The request:
From the listing below, pull out all lines with "public" in them.

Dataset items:
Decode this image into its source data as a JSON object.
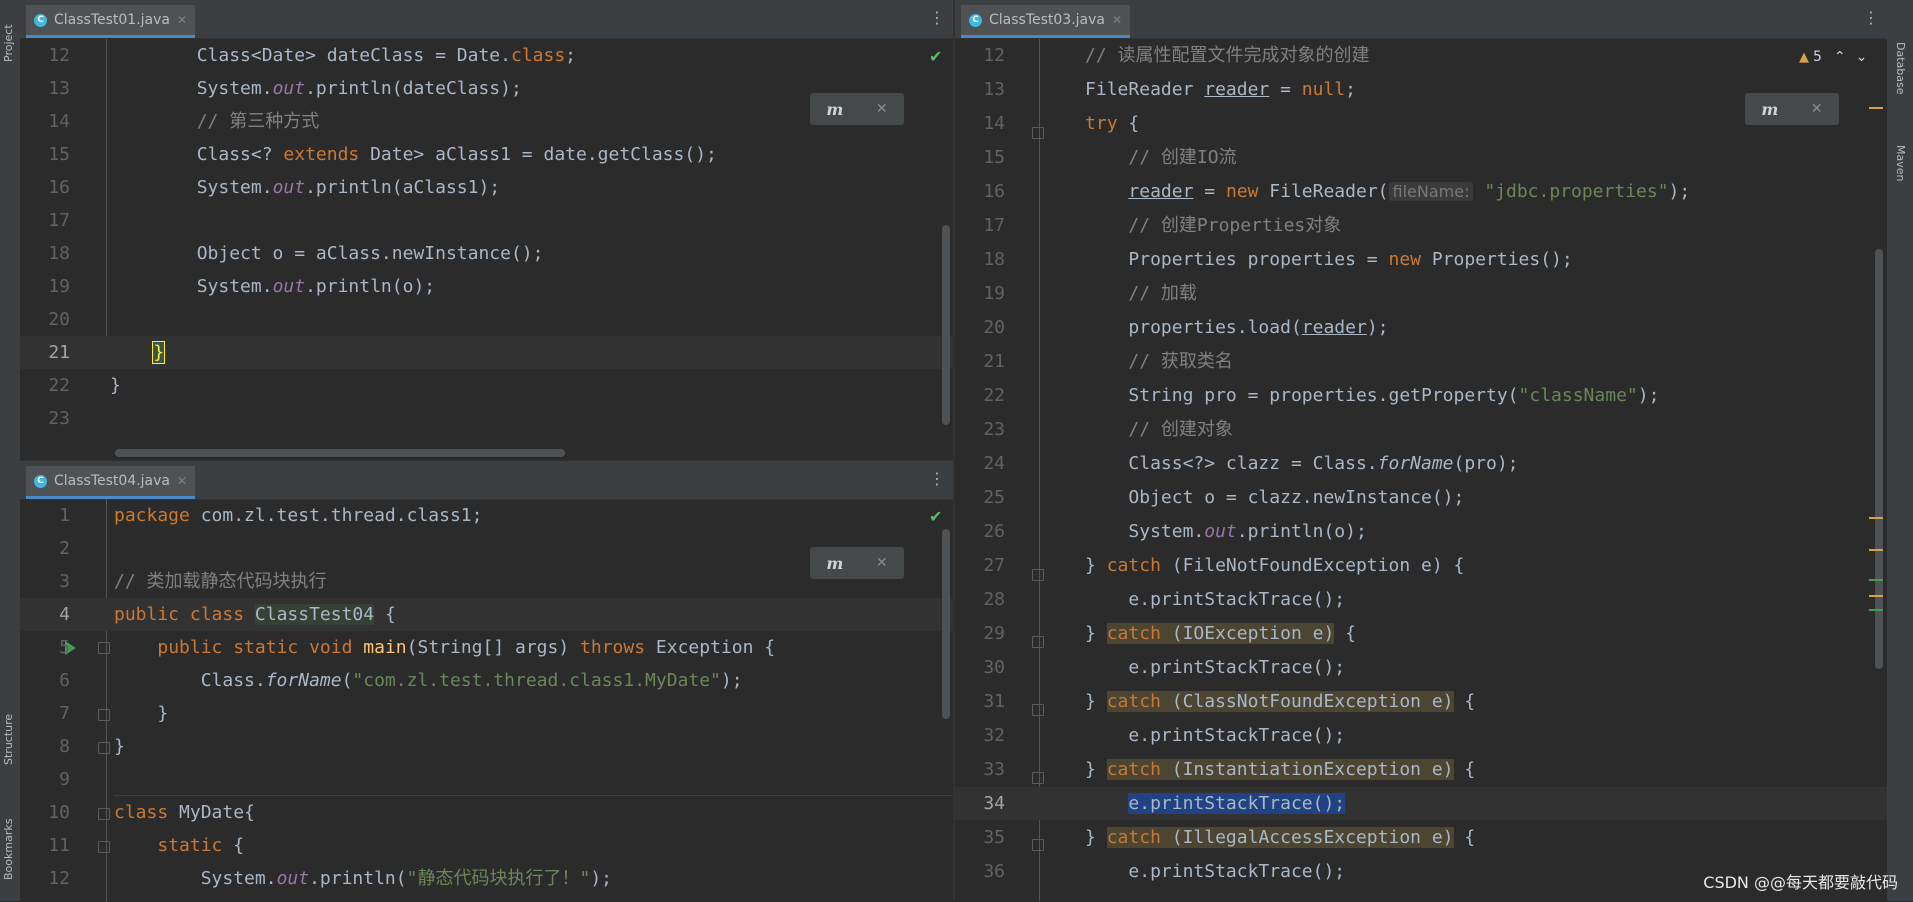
{
  "side_tools": {
    "left": [
      "Project",
      "Structure",
      "Bookmarks"
    ],
    "right": [
      "Database",
      "Maven"
    ]
  },
  "editors": {
    "top_left": {
      "tab": "ClassTest01.java",
      "lines": [
        {
          "n": "12",
          "t": "        Class<Date> dateClass = Date.class;"
        },
        {
          "n": "13",
          "t": "        System.out.println(dateClass);"
        },
        {
          "n": "14",
          "t": "        // 第三种方式"
        },
        {
          "n": "15",
          "t": "        Class<? extends Date> aClass1 = date.getClass();"
        },
        {
          "n": "16",
          "t": "        System.out.println(aClass1);"
        },
        {
          "n": "17",
          "t": ""
        },
        {
          "n": "18",
          "t": "        Object o = aClass.newInstance();"
        },
        {
          "n": "19",
          "t": "        System.out.println(o);"
        },
        {
          "n": "20",
          "t": ""
        },
        {
          "n": "21",
          "t": "    }"
        },
        {
          "n": "22",
          "t": "}"
        },
        {
          "n": "23",
          "t": ""
        }
      ]
    },
    "bottom_left": {
      "tab": "ClassTest04.java",
      "lines": [
        {
          "n": "1",
          "t": "package com.zl.test.thread.class1;"
        },
        {
          "n": "2",
          "t": ""
        },
        {
          "n": "3",
          "t": "// 类加载静态代码块执行"
        },
        {
          "n": "4",
          "t": "public class ClassTest04 {"
        },
        {
          "n": "5",
          "t": "    public static void main(String[] args) throws Exception {"
        },
        {
          "n": "6",
          "t": "        Class.forName(\"com.zl.test.thread.class1.MyDate\");"
        },
        {
          "n": "7",
          "t": "    }"
        },
        {
          "n": "8",
          "t": "}"
        },
        {
          "n": "9",
          "t": ""
        },
        {
          "n": "10",
          "t": "class MyDate{"
        },
        {
          "n": "11",
          "t": "    static {"
        },
        {
          "n": "12",
          "t": "        System.out.println(\"静态代码块执行了！\");"
        }
      ]
    },
    "right": {
      "tab": "ClassTest03.java",
      "warning_count": "5",
      "param_hint": "fileName:",
      "lines": [
        {
          "n": "12",
          "t": "        // 读属性配置文件完成对象的创建"
        },
        {
          "n": "13",
          "t": "        FileReader reader = null;"
        },
        {
          "n": "14",
          "t": "        try {"
        },
        {
          "n": "15",
          "t": "            // 创建IO流"
        },
        {
          "n": "16",
          "t": "            reader = new FileReader(fileName: \"jdbc.properties\");"
        },
        {
          "n": "17",
          "t": "            // 创建Properties对象"
        },
        {
          "n": "18",
          "t": "            Properties properties = new Properties();"
        },
        {
          "n": "19",
          "t": "            // 加载"
        },
        {
          "n": "20",
          "t": "            properties.load(reader);"
        },
        {
          "n": "21",
          "t": "            // 获取类名"
        },
        {
          "n": "22",
          "t": "            String pro = properties.getProperty(\"className\");"
        },
        {
          "n": "23",
          "t": "            // 创建对象"
        },
        {
          "n": "24",
          "t": "            Class<?> clazz = Class.forName(pro);"
        },
        {
          "n": "25",
          "t": "            Object o = clazz.newInstance();"
        },
        {
          "n": "26",
          "t": "            System.out.println(o);"
        },
        {
          "n": "27",
          "t": "        } catch (FileNotFoundException e) {"
        },
        {
          "n": "28",
          "t": "            e.printStackTrace();"
        },
        {
          "n": "29",
          "t": "        } catch (IOException e) {"
        },
        {
          "n": "30",
          "t": "            e.printStackTrace();"
        },
        {
          "n": "31",
          "t": "        } catch (ClassNotFoundException e) {"
        },
        {
          "n": "32",
          "t": "            e.printStackTrace();"
        },
        {
          "n": "33",
          "t": "        } catch (InstantiationException e) {"
        },
        {
          "n": "34",
          "t": "            e.printStackTrace();"
        },
        {
          "n": "35",
          "t": "        } catch (IllegalAccessException e) {"
        },
        {
          "n": "36",
          "t": "            e.printStackTrace();"
        }
      ]
    }
  },
  "watermark": "CSDN @@每天都要敲代码"
}
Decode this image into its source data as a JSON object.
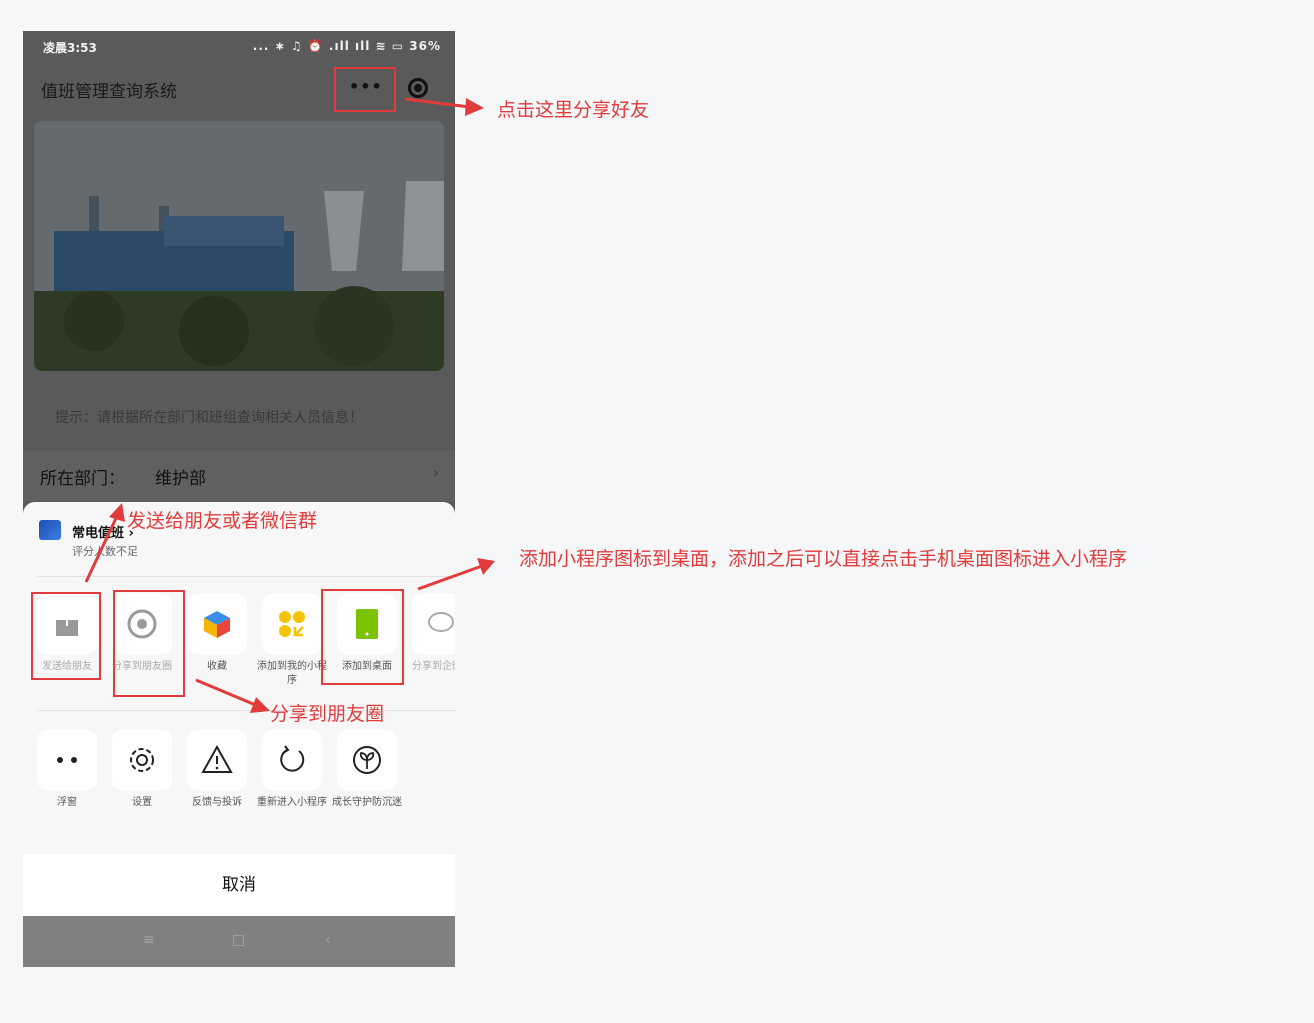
{
  "status": {
    "time": "凌晨3:53",
    "icons": "... ∗ ♫ ⏰ .ıll ıll ≋ ▭ 36%"
  },
  "nav": {
    "title": "值班管理查询系统",
    "more": "•••"
  },
  "hint": "提示：请根据所在部门和班组查询相关人员信息！",
  "department": {
    "label": "所在部门：",
    "value": "维护部",
    "chevron": "›"
  },
  "sheet": {
    "app_name": "常电值班 ›",
    "app_sub": "评分人数不足",
    "row1": [
      {
        "label": "发送给朋友",
        "icon": "share-icon"
      },
      {
        "label": "分享到朋友圈",
        "icon": "moments-icon"
      },
      {
        "label": "收藏",
        "icon": "favorite-cube-icon"
      },
      {
        "label": "添加到我的小程序",
        "icon": "mini-program-icon"
      },
      {
        "label": "添加到桌面",
        "icon": "phone-desktop-icon"
      },
      {
        "label": "分享到企微信",
        "icon": "wecom-icon"
      }
    ],
    "row2": [
      {
        "label": "浮窗",
        "icon": "float-window-icon"
      },
      {
        "label": "设置",
        "icon": "gear-icon"
      },
      {
        "label": "反馈与投诉",
        "icon": "warning-icon"
      },
      {
        "label": "重新进入小程序",
        "icon": "refresh-icon"
      },
      {
        "label": "成长守护防沉迷",
        "icon": "sprout-icon"
      }
    ],
    "cancel": "取消"
  },
  "system_nav": {
    "menu": "≡",
    "home": "□",
    "back": "‹"
  },
  "annotations": {
    "share_friend": "点击这里分享好友",
    "send_friend": "发送给朋友或者微信群",
    "desktop": "添加小程序图标到桌面，添加之后可以直接点击手机桌面图标进入小程序",
    "moments": "分享到朋友圈"
  },
  "colors": {
    "annotation_red": "#e23b3b",
    "desktop_icon_green": "#7bc300",
    "logo_blue": "#1d4fb8"
  }
}
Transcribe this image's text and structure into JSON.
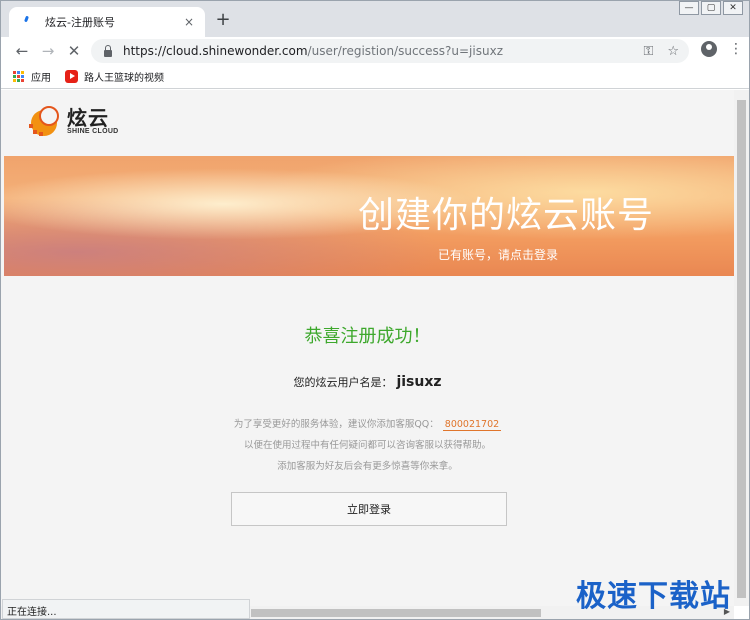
{
  "browser": {
    "tab_title": "炫云-注册账号",
    "tab_close": "×",
    "new_tab": "+",
    "url_domain": "https://cloud.shinewonder.com",
    "url_path": "/user/registion/success?u=jisuxz",
    "back_icon": "←",
    "forward_icon": "→",
    "stop_icon": "✕",
    "key_icon": "⚿",
    "star_icon": "☆",
    "menu_icon": "⋮",
    "window_min": "—",
    "window_max": "▢",
    "window_close": "✕",
    "bookmarks": [
      {
        "label": "应用",
        "icon": "apps-icon"
      },
      {
        "label": "路人王篮球的视频",
        "icon": "youtube-icon"
      }
    ],
    "status_text": "正在连接..."
  },
  "site": {
    "logo_cn": "炫云",
    "logo_en": "SHINE CLOUD",
    "banner_title": "创建你的炫云账号",
    "banner_subtitle": "已有账号，请点击登录"
  },
  "main": {
    "success_message": "恭喜注册成功！",
    "username_label": "您的炫云用户名是：",
    "username": "jisuxz",
    "info_line1": "为了享受更好的服务体验，建议你添加客服QQ：",
    "qq_number": "800021702",
    "info_line2": "以便在使用过程中有任何疑问都可以咨询客服以获得帮助。",
    "info_line3": "添加客服为好友后会有更多惊喜等你来拿。",
    "login_button": "立即登录"
  },
  "watermark": "极速下载站",
  "colors": {
    "success_green": "#3da82c",
    "qq_orange": "#e0752b",
    "watermark_blue": "#1b62c8"
  }
}
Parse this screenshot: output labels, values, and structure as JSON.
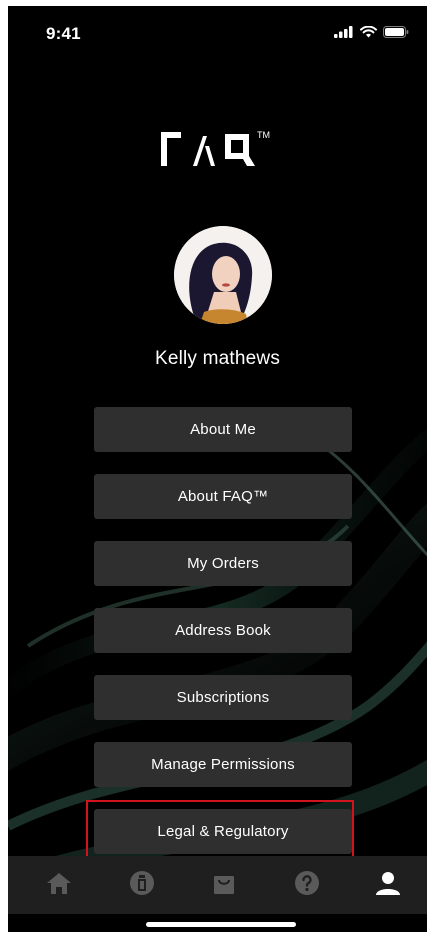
{
  "status_bar": {
    "time": "9:41"
  },
  "logo": {
    "text": "FAQ",
    "trademark": "TM"
  },
  "profile": {
    "name": "Kelly mathews"
  },
  "menu": {
    "items": [
      {
        "label": "About Me"
      },
      {
        "label": "About FAQ™"
      },
      {
        "label": "My Orders"
      },
      {
        "label": "Address Book"
      },
      {
        "label": "Subscriptions"
      },
      {
        "label": "Manage Permissions"
      },
      {
        "label": "Legal & Regulatory"
      }
    ]
  },
  "tabbar": {
    "tabs": [
      {
        "icon": "home-icon",
        "active": false
      },
      {
        "icon": "bottle-icon",
        "active": false
      },
      {
        "icon": "shopping-bag-icon",
        "active": false
      },
      {
        "icon": "help-icon",
        "active": false
      },
      {
        "icon": "user-icon",
        "active": true
      }
    ]
  },
  "colors": {
    "background": "#000000",
    "button": "#2f2f2f",
    "tabbar": "#1f1f1f",
    "inactive_icon": "#5a5a5a",
    "active_icon": "#ffffff",
    "highlight": "#d1131f"
  }
}
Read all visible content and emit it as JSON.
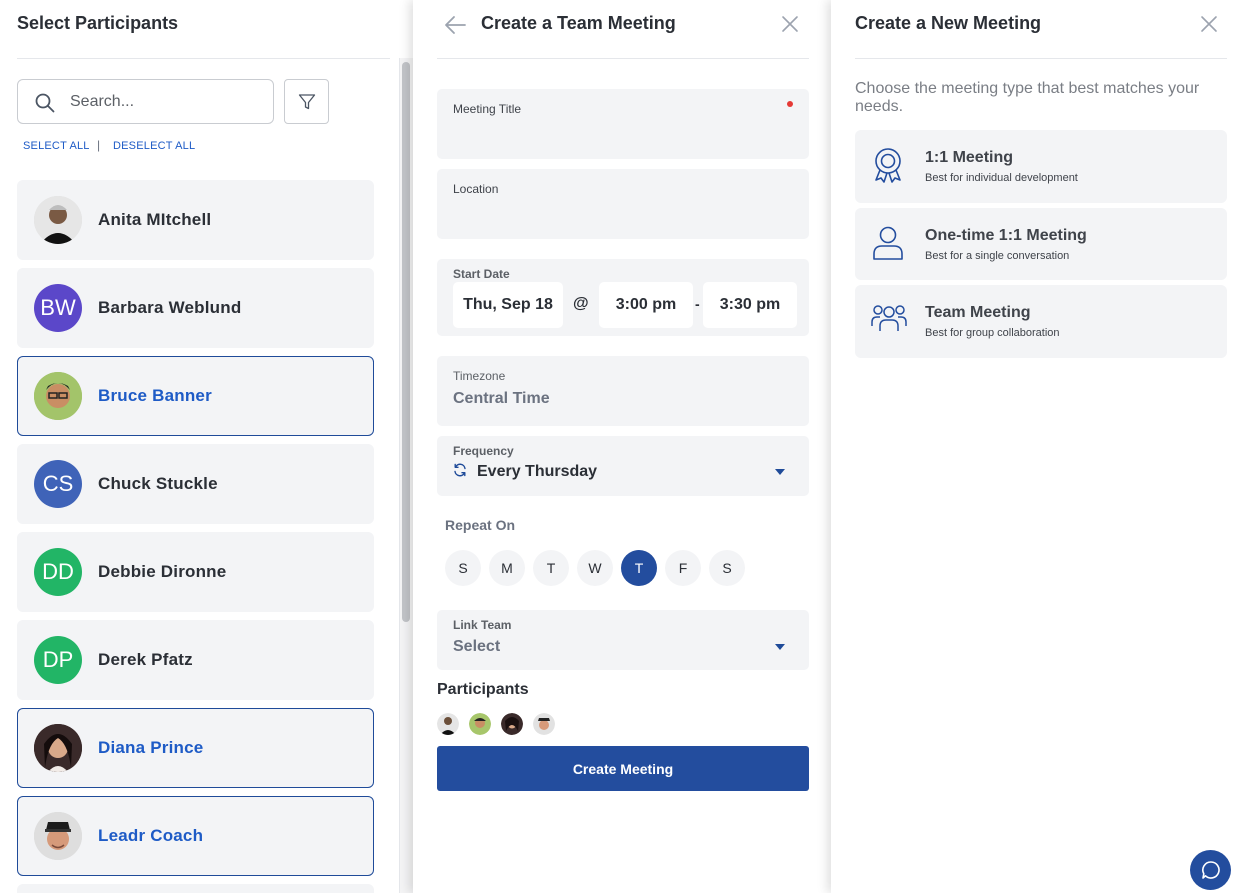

Finished exercise:
          "t": "public class ClassTest04 {"
          "t": "    public static void main(String[] args) throws Exception {"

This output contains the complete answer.